• Task instructions: Determine the number of lines in the data that include the word "title", and write only that number.
====== Available records
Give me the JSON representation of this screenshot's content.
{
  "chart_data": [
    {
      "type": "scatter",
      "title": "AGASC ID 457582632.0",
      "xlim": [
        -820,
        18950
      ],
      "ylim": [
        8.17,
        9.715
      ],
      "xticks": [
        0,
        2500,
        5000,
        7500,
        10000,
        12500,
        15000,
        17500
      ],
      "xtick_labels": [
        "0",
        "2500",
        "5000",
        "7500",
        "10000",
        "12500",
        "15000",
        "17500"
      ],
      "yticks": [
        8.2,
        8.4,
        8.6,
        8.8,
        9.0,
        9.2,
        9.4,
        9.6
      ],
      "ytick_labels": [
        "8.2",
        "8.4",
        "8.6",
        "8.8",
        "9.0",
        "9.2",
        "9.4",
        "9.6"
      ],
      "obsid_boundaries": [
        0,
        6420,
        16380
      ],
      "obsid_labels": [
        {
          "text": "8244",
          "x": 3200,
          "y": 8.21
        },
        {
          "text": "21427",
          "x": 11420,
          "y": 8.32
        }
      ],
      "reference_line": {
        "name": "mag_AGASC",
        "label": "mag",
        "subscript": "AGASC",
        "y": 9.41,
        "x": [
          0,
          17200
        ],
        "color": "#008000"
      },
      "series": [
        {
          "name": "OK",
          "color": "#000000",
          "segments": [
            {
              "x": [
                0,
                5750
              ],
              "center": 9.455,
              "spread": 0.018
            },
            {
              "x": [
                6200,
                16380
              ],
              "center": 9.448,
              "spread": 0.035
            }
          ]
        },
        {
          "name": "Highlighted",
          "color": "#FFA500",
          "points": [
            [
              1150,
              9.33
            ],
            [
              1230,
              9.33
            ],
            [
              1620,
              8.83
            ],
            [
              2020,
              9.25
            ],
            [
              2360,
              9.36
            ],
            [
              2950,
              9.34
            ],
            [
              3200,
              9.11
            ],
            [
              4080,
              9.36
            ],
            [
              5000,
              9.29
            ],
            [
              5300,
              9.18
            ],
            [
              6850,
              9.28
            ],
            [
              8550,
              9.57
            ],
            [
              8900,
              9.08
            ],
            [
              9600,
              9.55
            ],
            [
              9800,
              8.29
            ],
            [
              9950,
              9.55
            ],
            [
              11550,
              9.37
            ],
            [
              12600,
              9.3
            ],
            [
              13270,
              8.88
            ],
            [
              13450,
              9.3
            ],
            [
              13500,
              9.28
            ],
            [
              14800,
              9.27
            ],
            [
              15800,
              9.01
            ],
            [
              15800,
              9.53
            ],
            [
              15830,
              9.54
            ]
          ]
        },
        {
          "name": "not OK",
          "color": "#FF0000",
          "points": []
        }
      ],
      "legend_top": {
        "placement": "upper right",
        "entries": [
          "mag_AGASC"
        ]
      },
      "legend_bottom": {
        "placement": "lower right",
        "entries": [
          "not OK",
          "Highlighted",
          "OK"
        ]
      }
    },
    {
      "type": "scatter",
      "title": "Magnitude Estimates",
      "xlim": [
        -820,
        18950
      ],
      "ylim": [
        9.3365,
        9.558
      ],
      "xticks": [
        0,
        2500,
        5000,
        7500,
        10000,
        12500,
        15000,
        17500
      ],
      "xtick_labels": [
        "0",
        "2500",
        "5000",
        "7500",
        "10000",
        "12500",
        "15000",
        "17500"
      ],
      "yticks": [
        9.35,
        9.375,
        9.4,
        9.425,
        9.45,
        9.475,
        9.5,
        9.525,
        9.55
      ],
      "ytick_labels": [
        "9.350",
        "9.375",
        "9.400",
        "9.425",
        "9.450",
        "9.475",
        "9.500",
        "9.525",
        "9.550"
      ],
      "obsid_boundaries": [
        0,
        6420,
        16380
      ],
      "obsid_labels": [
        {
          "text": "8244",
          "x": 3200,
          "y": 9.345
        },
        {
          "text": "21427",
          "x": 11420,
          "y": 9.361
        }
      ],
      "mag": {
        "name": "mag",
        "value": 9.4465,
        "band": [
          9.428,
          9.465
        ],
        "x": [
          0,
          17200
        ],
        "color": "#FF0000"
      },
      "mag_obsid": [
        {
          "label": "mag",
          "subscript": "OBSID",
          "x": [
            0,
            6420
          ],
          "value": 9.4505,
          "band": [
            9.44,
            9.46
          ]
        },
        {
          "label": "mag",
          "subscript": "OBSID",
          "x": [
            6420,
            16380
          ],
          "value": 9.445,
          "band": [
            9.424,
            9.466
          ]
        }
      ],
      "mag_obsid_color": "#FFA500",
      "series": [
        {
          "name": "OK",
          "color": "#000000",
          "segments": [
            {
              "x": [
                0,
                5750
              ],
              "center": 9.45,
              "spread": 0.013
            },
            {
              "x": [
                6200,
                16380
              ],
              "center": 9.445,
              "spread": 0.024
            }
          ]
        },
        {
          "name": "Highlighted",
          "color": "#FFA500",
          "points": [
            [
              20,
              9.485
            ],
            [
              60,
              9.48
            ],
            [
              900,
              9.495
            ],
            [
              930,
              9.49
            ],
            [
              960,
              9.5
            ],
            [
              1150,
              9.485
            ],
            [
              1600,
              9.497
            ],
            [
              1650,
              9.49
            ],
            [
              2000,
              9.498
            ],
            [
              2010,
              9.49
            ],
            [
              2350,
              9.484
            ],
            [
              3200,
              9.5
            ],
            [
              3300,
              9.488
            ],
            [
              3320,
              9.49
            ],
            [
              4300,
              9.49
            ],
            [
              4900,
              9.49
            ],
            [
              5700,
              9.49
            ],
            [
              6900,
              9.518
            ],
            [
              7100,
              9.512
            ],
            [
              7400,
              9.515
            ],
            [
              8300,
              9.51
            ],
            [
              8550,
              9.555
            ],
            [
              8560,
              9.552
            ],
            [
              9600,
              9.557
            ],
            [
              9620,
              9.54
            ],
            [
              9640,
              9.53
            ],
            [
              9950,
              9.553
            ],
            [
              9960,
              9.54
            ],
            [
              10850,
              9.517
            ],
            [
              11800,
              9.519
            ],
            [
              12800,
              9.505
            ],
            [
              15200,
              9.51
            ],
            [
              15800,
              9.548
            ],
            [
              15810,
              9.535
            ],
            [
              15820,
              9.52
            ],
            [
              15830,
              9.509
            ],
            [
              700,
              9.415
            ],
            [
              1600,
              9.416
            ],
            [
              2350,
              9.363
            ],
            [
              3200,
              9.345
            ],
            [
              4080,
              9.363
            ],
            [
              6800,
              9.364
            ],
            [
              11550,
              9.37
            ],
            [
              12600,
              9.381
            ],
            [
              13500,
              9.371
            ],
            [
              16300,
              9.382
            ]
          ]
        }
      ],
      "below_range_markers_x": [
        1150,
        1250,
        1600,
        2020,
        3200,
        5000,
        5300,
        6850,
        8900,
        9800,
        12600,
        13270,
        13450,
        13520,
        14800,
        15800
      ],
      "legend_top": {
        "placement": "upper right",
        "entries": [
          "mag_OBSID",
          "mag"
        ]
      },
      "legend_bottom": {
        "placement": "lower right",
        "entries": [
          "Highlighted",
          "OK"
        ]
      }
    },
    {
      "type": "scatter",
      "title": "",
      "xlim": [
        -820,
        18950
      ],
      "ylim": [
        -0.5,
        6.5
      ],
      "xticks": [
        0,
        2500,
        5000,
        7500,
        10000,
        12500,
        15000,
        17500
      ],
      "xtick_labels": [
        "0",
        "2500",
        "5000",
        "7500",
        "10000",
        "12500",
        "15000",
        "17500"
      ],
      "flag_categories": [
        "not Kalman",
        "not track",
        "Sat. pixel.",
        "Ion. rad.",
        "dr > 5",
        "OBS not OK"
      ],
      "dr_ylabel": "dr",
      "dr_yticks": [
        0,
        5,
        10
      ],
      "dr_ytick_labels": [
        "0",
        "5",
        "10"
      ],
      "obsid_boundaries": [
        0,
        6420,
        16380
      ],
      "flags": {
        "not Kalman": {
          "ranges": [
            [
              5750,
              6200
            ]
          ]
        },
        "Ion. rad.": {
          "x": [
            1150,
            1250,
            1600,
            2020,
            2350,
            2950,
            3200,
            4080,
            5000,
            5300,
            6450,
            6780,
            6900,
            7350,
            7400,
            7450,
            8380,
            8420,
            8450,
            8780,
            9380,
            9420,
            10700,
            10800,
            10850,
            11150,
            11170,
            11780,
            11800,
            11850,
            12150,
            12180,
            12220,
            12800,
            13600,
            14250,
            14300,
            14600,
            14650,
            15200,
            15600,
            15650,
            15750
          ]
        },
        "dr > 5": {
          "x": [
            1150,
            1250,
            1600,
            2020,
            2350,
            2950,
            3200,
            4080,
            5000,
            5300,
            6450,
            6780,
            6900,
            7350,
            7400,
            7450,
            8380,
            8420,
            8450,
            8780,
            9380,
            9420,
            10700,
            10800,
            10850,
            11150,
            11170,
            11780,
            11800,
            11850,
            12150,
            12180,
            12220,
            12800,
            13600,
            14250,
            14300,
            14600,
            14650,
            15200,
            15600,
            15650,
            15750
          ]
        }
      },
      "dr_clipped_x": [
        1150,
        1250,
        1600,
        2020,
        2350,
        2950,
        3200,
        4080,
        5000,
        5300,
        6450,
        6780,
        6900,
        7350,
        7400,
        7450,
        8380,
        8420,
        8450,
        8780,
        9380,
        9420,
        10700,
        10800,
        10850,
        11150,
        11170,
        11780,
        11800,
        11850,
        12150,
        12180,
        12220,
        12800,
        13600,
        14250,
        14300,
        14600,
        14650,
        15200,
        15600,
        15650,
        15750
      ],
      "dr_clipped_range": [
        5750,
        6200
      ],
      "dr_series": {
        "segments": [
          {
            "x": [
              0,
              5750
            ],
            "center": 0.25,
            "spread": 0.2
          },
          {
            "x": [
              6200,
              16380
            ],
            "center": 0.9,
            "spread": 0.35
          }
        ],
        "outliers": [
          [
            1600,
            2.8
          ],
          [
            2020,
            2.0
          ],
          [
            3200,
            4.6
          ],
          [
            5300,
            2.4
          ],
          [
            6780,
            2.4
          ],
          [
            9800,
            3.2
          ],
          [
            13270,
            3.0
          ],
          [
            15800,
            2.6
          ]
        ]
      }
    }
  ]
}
============
• Response for this exercise: 3